- **GIVEN REQUEST**
Reproduce the records exactly.

- **INPUT ROWS**

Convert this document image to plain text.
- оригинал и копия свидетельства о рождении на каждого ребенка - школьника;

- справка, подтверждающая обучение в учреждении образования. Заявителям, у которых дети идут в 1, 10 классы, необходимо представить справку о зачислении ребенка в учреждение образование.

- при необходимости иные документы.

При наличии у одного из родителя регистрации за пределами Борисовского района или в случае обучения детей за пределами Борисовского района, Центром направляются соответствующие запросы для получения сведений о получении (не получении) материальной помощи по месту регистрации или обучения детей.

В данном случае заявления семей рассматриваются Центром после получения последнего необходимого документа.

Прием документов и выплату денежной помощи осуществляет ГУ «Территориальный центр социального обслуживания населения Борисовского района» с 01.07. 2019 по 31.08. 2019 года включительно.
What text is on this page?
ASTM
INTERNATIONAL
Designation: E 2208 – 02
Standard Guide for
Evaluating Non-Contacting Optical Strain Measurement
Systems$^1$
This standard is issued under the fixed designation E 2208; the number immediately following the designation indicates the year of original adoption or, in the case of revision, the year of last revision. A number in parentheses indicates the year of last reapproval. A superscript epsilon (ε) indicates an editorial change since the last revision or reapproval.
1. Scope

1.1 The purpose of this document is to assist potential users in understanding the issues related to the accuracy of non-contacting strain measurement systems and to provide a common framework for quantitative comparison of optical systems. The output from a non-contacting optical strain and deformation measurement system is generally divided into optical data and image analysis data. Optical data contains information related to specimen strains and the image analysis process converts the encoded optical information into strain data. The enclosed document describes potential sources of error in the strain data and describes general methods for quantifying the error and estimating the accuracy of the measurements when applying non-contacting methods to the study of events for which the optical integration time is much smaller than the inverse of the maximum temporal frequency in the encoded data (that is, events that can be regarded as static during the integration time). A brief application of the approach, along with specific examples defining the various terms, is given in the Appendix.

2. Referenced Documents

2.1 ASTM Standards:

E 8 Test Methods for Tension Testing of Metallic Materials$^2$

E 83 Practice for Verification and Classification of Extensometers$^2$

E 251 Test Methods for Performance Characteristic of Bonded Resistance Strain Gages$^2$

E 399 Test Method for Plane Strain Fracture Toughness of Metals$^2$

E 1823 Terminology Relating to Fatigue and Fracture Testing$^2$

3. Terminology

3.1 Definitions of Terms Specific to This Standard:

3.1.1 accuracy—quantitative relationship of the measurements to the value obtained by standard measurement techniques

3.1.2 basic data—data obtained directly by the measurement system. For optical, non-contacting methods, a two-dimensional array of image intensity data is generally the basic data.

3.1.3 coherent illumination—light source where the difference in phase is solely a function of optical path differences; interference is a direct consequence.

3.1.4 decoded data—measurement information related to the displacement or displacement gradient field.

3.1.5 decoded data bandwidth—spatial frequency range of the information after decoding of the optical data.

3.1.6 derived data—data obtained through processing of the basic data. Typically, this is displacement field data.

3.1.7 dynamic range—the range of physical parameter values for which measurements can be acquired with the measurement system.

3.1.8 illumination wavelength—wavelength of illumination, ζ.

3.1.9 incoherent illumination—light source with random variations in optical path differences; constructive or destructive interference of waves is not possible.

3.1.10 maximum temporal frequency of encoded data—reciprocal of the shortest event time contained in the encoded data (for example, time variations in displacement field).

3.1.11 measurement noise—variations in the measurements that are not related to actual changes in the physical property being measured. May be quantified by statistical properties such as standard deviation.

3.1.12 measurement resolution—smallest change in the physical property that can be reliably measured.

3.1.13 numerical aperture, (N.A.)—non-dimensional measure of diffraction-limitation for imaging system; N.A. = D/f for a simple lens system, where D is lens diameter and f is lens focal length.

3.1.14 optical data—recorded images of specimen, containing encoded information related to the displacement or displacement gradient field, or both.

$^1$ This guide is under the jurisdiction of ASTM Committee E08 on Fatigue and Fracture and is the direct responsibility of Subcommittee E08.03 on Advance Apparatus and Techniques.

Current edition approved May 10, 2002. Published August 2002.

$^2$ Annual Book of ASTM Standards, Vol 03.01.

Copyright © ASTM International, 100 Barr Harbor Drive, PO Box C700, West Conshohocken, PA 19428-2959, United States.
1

- **OUTPUT BELOW**
Convert this document image to plain text.
- оригинал и копия свидетельства о рождении на каждого ребенка - школьника;

- справка, подтверждающая обучение в учреждении образования. Заявителям, у которых дети идут в 1, 10 классы, необходимо представить справку о зачислении ребенка в учреждение образование.

- при необходимости иные документы.

При наличии у одного из родителя регистрации за пределами Борисовского района или в случае обучения детей за пределами Борисовского района, Центром направляются соответствующие запросы для получения сведений о получении (не получении) материальной помощи по месту регистрации или обучения детей.

В данном случае заявления семей рассматриваются Центром после получения последнего необходимого документа.

Прием документов и выплату денежной помощи осуществляет ГУ «Территориальный центр социального обслуживания населения Борисовского района» с 01.07. 2019 по 31.08. 2019 года включительно.
What text is on this page?
ASTM
INTERNATIONAL
Designation: E 2208 – 02
Standard Guide for
Evaluating Non-Contacting Optical Strain Measurement
Systems$^1$
This standard is issued under the fixed designation E 2208; the number immediately following the designation indicates the year of original adoption or, in the case of revision, the year of last revision. A number in parentheses indicates the year of last reapproval. A superscript epsilon (ε) indicates an editorial change since the last revision or reapproval.
1. Scope

1.1 The purpose of this document is to assist potential users in understanding the issues related to the accuracy of non-contacting strain measurement systems and to provide a common framework for quantitative comparison of optical systems. The output from a non-contacting optical strain and deformation measurement system is generally divided into optical data and image analysis data. Optical data contains information related to specimen strains and the image analysis process converts the encoded optical information into strain data. The enclosed document describes potential sources of error in the strain data and describes general methods for quantifying the error and estimating the accuracy of the measurements when applying non-contacting methods to the study of events for which the optical integration time is much smaller than the inverse of the maximum temporal frequency in the encoded data (that is, events that can be regarded as static during the integration time). A brief application of the approach, along with specific examples defining the various terms, is given in the Appendix.

2. Referenced Documents

2.1 ASTM Standards:

E 8 Test Methods for Tension Testing of Metallic Materials$^2$

E 83 Practice for Verification and Classification of Extensometers$^2$

E 251 Test Methods for Performance Characteristic of Bonded Resistance Strain Gages$^2$

E 399 Test Method for Plane Strain Fracture Toughness of Metals$^2$

E 1823 Terminology Relating to Fatigue and Fracture Testing$^2$

3. Terminology

3.1 Definitions of Terms Specific to This Standard:

3.1.1 accuracy—quantitative relationship of the measurements to the value obtained by standard measurement techniques

3.1.2 basic data—data obtained directly by the measurement system. For optical, non-contacting methods, a two-dimensional array of image intensity data is generally the basic data.

3.1.3 coherent illumination—light source where the difference in phase is solely a function of optical path differences; interference is a direct consequence.

3.1.4 decoded data—measurement information related to the displacement or displacement gradient field.

3.1.5 decoded data bandwidth—spatial frequency range of the information after decoding of the optical data.

3.1.6 derived data—data obtained through processing of the basic data. Typically, this is displacement field data.

3.1.7 dynamic range—the range of physical parameter values for which measurements can be acquired with the measurement system.

3.1.8 illumination wavelength—wavelength of illumination, ζ.

3.1.9 incoherent illumination—light source with random variations in optical path differences; constructive or destructive interference of waves is not possible.

3.1.10 maximum temporal frequency of encoded data—reciprocal of the shortest event time contained in the encoded data (for example, time variations in displacement field).

3.1.11 measurement noise—variations in the measurements that are not related to actual changes in the physical property being measured. May be quantified by statistical properties such as standard deviation.

3.1.12 measurement resolution—smallest change in the physical property that can be reliably measured.

3.1.13 numerical aperture, (N.A.)—non-dimensional measure of diffraction-limitation for imaging system; N.A. = D/f for a simple lens system, where D is lens diameter and f is lens focal length.

3.1.14 optical data—recorded images of specimen, containing encoded information related to the displacement or displacement gradient field, or both.

$^1$ This guide is under the jurisdiction of ASTM Committee E08 on Fatigue and Fracture and is the direct responsibility of Subcommittee E08.03 on Advance Apparatus and Techniques.

Current edition approved May 10, 2002. Published August 2002.

$^2$ Annual Book of ASTM Standards, Vol 03.01.

Copyright © ASTM International, 100 Barr Harbor Drive, PO Box C700, West Conshohocken, PA 19428-2959, United States.
1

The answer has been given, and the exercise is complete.